═════ Exercise inputs
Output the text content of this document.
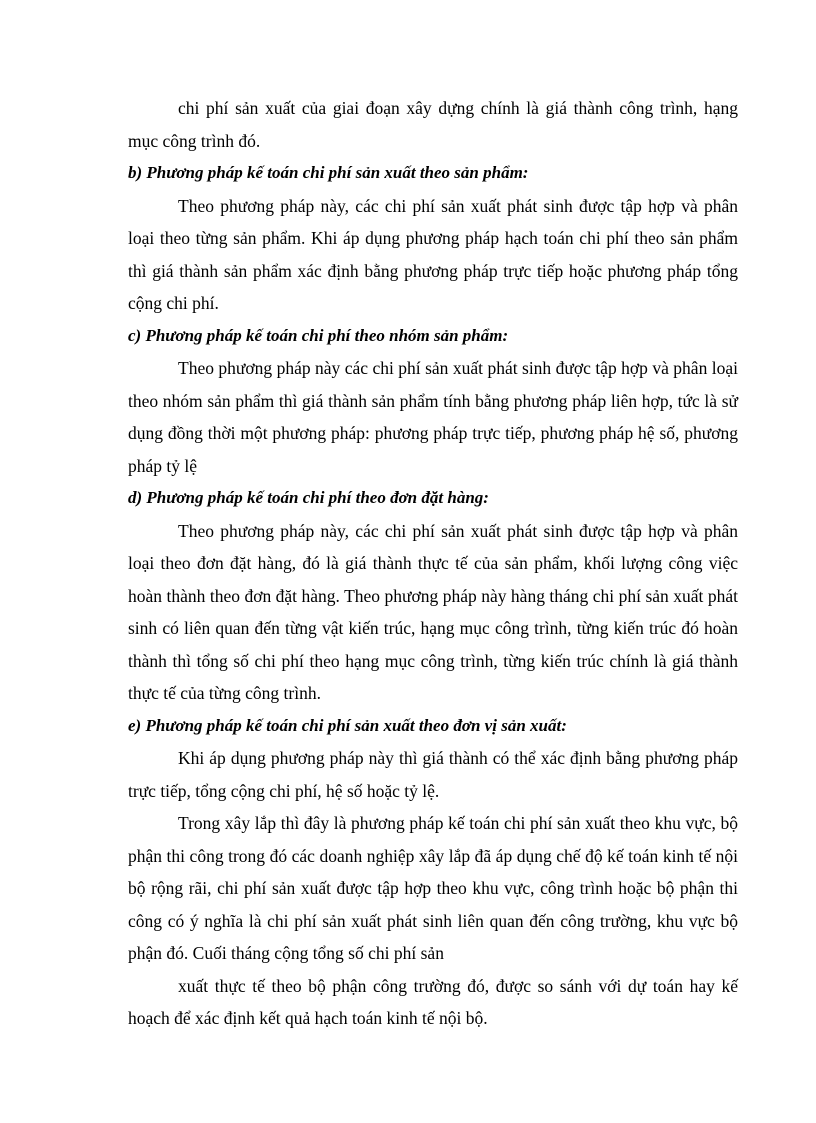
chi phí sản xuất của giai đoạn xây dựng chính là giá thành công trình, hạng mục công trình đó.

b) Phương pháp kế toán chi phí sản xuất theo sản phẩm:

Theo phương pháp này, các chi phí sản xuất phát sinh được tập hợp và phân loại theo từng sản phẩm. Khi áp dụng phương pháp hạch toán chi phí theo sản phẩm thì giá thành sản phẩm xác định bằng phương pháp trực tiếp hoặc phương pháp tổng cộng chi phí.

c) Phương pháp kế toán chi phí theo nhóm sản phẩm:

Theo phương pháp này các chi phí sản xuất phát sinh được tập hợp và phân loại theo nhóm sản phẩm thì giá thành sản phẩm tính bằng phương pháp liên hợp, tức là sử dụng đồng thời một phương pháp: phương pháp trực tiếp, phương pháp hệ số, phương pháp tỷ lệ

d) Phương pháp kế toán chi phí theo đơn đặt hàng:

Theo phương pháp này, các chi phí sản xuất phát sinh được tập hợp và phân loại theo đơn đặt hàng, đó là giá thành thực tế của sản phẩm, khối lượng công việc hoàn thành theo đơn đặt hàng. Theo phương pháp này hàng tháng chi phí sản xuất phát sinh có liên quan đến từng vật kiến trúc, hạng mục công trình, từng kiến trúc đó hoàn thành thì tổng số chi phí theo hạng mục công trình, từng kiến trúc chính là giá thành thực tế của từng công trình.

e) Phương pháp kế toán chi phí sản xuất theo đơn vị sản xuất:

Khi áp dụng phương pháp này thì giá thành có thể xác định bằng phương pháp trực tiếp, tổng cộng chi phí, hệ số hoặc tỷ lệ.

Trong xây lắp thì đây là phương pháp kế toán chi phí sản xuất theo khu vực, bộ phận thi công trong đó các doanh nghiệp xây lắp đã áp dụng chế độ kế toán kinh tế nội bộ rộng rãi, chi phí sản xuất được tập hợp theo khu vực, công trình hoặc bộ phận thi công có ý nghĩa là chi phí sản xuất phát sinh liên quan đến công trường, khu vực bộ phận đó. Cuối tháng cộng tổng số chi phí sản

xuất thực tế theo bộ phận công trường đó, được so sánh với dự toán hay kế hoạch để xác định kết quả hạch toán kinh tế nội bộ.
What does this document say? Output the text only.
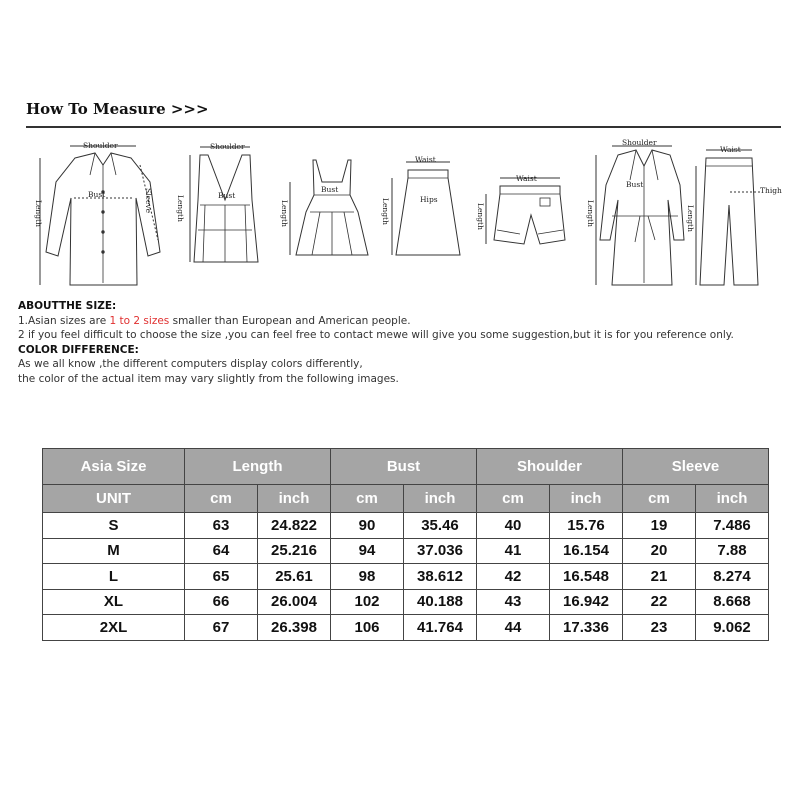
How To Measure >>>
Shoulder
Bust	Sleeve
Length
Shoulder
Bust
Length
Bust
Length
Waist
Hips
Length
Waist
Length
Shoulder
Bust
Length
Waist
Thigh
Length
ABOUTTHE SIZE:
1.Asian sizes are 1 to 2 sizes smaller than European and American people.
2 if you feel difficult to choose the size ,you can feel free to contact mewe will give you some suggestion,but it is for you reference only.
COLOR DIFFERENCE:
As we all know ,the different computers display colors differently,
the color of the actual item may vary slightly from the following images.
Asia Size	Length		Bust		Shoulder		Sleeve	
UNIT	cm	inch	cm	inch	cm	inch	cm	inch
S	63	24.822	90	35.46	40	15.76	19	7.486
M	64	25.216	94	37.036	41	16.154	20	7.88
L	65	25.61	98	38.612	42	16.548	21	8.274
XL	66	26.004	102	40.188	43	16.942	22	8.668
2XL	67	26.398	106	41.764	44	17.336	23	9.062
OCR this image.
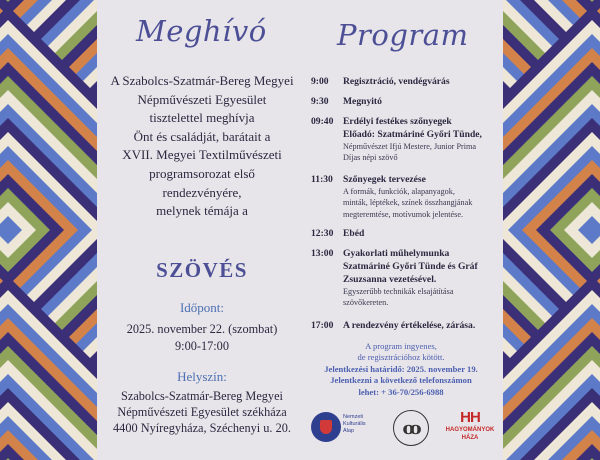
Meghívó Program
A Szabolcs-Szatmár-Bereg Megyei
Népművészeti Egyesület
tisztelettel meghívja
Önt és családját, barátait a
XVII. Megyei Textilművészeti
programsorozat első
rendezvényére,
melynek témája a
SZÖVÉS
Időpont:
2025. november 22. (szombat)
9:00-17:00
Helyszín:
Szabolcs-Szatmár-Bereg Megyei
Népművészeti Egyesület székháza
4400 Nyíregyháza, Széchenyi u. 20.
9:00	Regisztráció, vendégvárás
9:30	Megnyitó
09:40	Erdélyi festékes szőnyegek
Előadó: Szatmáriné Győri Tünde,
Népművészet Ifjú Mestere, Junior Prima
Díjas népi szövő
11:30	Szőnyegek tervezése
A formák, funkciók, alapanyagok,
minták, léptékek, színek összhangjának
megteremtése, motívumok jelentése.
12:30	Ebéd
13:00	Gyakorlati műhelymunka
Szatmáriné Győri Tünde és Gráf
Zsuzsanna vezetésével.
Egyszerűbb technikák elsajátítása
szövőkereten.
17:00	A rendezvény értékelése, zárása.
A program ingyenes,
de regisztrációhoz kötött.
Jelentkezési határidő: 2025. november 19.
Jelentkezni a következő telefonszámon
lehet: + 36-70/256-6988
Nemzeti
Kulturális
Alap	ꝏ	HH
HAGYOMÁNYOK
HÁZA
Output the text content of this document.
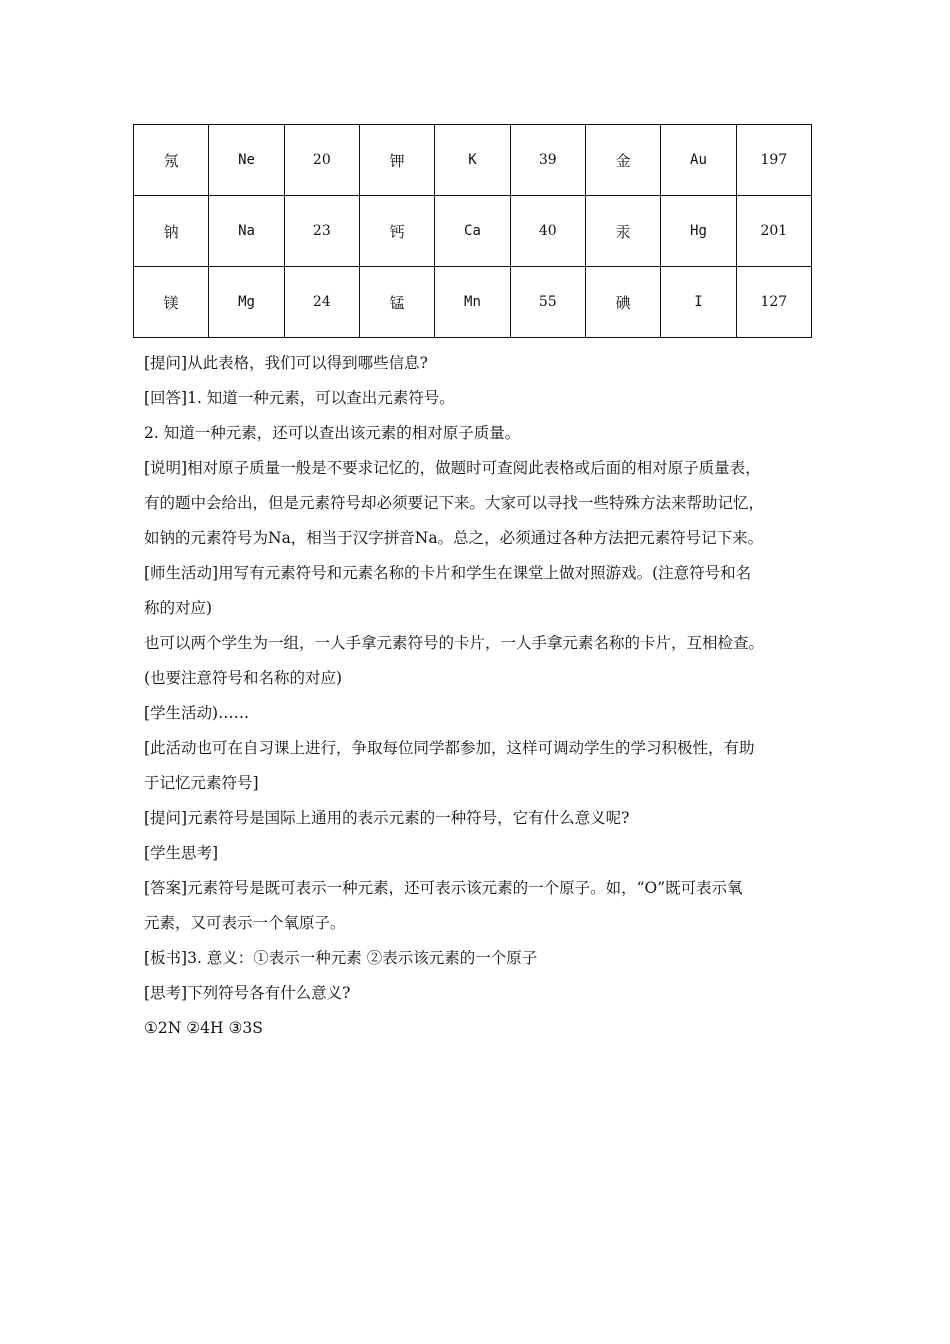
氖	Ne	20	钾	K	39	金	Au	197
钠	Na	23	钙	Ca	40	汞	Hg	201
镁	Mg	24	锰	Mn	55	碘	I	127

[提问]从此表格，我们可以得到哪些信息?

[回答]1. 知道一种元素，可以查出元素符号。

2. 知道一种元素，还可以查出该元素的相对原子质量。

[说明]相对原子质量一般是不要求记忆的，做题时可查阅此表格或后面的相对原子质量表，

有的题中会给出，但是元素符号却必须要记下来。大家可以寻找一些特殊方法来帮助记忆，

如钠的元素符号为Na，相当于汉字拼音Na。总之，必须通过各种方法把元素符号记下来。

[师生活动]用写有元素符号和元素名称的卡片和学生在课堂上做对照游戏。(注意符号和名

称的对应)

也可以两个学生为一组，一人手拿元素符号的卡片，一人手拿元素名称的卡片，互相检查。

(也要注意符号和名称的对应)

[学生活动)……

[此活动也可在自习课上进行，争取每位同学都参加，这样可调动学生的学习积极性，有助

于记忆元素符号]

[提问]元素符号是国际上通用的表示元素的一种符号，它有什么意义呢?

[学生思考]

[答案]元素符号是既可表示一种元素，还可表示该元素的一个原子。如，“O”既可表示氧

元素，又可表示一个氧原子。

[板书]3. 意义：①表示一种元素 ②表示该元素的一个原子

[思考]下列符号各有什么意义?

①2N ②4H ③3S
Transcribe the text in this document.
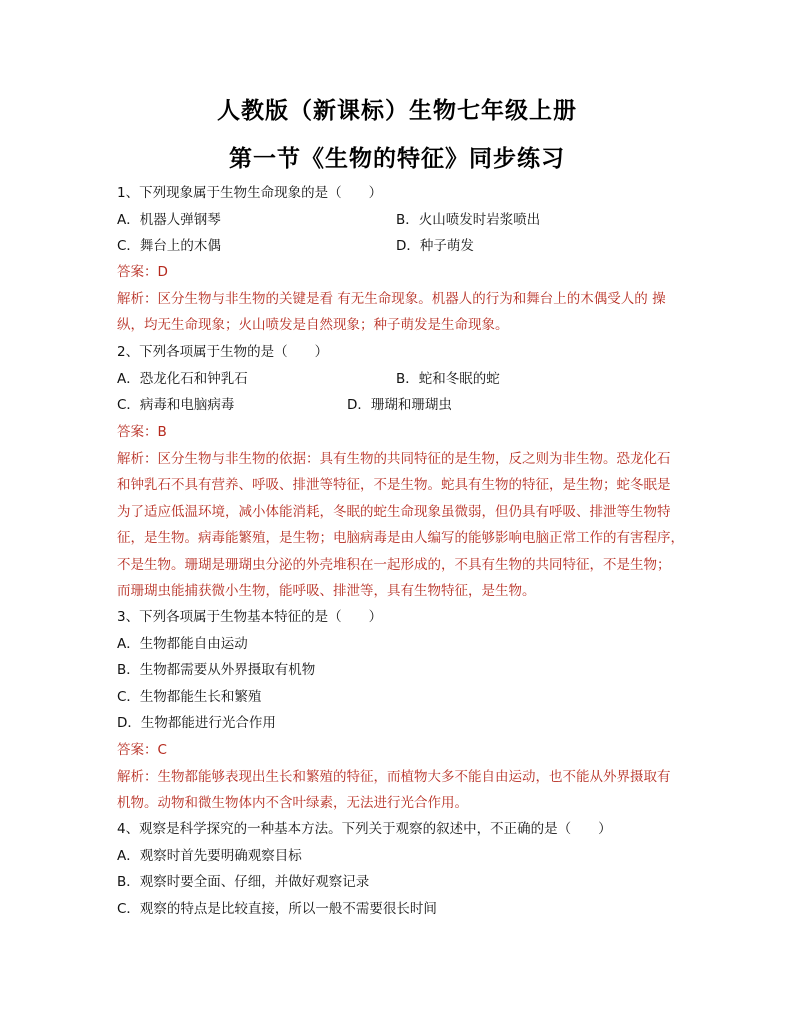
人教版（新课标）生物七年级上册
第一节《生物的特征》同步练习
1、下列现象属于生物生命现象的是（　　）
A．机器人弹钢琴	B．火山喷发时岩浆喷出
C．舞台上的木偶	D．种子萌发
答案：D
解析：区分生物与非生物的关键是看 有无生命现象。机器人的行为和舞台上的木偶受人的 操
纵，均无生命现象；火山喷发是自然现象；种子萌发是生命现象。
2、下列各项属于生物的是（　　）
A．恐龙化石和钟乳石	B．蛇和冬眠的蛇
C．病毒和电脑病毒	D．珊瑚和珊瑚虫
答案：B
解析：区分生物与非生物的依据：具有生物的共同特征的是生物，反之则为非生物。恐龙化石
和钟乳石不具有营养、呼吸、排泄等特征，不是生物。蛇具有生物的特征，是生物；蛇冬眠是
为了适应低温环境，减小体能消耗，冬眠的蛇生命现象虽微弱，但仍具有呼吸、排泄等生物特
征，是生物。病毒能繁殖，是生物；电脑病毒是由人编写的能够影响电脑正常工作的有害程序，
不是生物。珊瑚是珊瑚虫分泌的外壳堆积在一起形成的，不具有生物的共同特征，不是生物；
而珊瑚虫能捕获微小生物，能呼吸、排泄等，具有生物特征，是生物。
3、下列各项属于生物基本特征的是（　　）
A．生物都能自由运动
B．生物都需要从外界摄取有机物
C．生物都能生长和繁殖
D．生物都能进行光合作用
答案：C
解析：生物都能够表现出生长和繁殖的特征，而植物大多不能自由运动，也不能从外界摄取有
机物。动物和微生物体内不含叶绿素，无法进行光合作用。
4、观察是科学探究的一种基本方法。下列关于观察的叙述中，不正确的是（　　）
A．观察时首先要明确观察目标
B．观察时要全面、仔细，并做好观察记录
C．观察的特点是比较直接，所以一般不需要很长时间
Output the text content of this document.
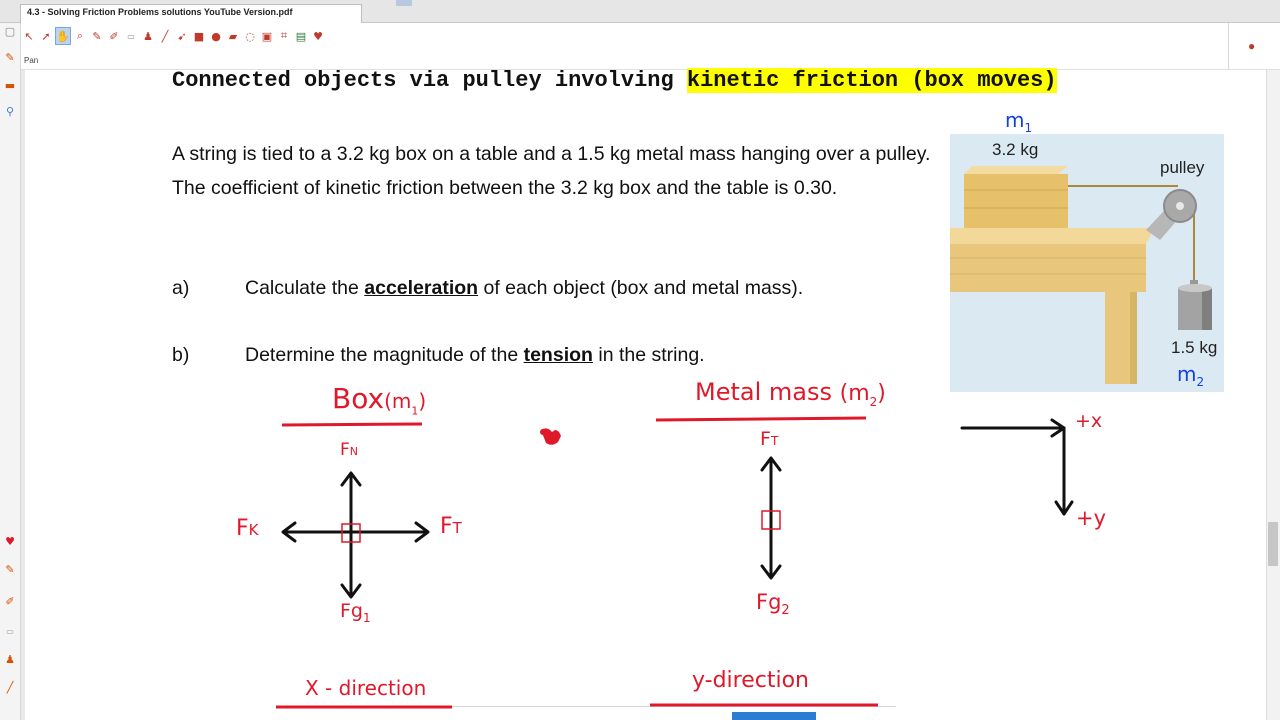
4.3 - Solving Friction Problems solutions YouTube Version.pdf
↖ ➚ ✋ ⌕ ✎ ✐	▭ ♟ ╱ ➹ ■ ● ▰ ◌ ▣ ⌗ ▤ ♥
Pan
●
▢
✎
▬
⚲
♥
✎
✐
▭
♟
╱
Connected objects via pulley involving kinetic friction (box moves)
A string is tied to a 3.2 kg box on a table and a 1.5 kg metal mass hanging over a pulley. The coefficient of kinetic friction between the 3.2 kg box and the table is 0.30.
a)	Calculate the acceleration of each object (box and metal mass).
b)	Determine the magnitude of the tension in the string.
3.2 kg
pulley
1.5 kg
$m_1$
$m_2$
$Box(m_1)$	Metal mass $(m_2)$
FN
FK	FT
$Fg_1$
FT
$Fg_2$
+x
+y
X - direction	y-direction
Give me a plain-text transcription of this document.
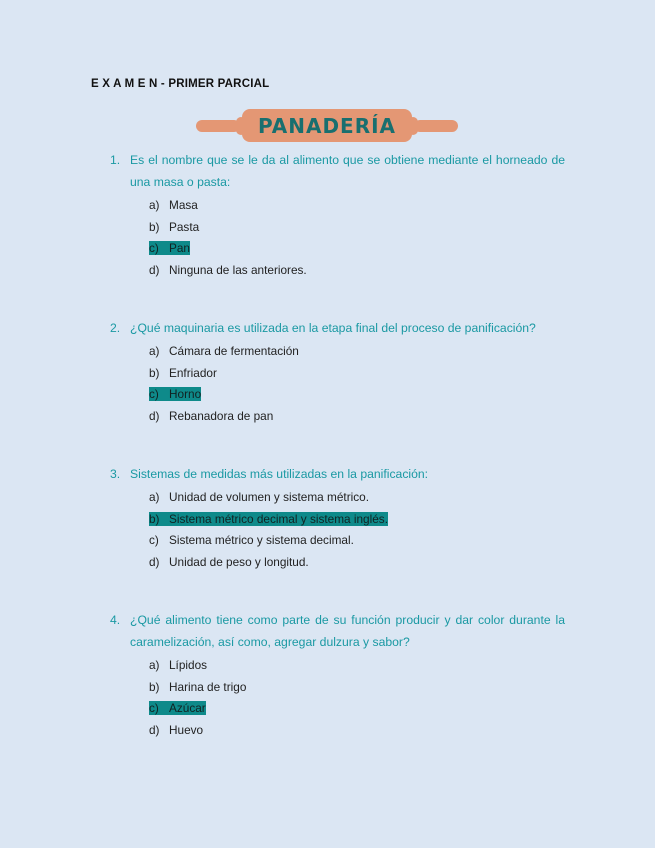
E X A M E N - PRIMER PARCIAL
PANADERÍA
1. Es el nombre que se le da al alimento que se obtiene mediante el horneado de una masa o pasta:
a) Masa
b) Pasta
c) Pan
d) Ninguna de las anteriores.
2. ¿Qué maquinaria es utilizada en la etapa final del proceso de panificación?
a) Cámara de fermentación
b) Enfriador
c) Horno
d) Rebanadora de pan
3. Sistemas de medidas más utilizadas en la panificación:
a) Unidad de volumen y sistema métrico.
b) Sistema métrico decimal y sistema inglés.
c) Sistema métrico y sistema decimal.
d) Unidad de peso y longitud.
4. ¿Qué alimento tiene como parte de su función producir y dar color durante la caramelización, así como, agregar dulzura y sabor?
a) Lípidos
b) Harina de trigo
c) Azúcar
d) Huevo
══════════
Request: Find each line holding "cộng". Copy it out.

Written reply:
Theo phương pháp này, các chi phí sản xuất phát sinh được tập hợp và phân loại theo từng sản phẩm. Khi áp dụng phương pháp hạch toán chi phí theo sản phẩm thì giá thành sản phẩm xác định bằng phương pháp trực tiếp hoặc phương pháp tổng cộng chi phí.
Khi áp dụng phương pháp này thì giá thành có thể xác định bằng phương pháp trực tiếp, tổng cộng chi phí, hệ số hoặc tỷ lệ.
Trong xây lắp thì đây là phương pháp kế toán chi phí sản xuất theo khu vực, bộ phận thi công trong đó các doanh nghiệp xây lắp đã áp dụng chế độ kế toán kinh tế nội bộ rộng rãi, chi phí sản xuất được tập hợp theo khu vực, công trình hoặc bộ phận thi công có ý nghĩa là chi phí sản xuất phát sinh liên quan đến công trường, khu vực bộ phận đó. Cuối tháng cộng tổng số chi phí sản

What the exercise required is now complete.